• [EXERCISE DETAILS]
From the records below, give the number of lines that contain the string "title", without any other text.

• [PROVIDED MATERIAL]
>>>

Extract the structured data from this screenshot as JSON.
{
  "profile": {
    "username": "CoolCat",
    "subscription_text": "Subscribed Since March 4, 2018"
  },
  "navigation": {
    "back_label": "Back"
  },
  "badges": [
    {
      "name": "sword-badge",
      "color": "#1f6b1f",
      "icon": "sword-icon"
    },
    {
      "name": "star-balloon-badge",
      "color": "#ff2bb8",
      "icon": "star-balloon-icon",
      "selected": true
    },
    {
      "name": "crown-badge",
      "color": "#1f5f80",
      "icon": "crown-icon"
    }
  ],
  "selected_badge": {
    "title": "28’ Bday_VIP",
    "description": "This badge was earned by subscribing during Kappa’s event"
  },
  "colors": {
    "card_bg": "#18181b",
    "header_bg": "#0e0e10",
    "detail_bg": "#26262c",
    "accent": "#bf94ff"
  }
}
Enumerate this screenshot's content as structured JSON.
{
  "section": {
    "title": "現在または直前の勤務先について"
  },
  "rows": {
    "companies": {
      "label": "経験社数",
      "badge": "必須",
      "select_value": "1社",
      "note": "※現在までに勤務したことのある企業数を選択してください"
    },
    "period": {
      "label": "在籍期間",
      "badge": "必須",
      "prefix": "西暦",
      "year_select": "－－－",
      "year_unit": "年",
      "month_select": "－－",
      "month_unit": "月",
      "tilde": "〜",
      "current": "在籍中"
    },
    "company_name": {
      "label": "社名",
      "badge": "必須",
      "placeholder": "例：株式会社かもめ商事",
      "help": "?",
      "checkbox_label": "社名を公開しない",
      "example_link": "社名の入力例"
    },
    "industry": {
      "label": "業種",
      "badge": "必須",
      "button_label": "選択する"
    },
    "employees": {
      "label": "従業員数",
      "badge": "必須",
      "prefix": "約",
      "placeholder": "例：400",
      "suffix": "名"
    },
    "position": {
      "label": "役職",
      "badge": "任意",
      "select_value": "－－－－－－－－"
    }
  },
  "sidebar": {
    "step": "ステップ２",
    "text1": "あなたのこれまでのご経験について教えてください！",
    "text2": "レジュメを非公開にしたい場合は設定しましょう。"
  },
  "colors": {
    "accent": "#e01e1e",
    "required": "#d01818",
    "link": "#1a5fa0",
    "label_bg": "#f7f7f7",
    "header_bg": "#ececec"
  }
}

<<<

• [THE RESULT]
2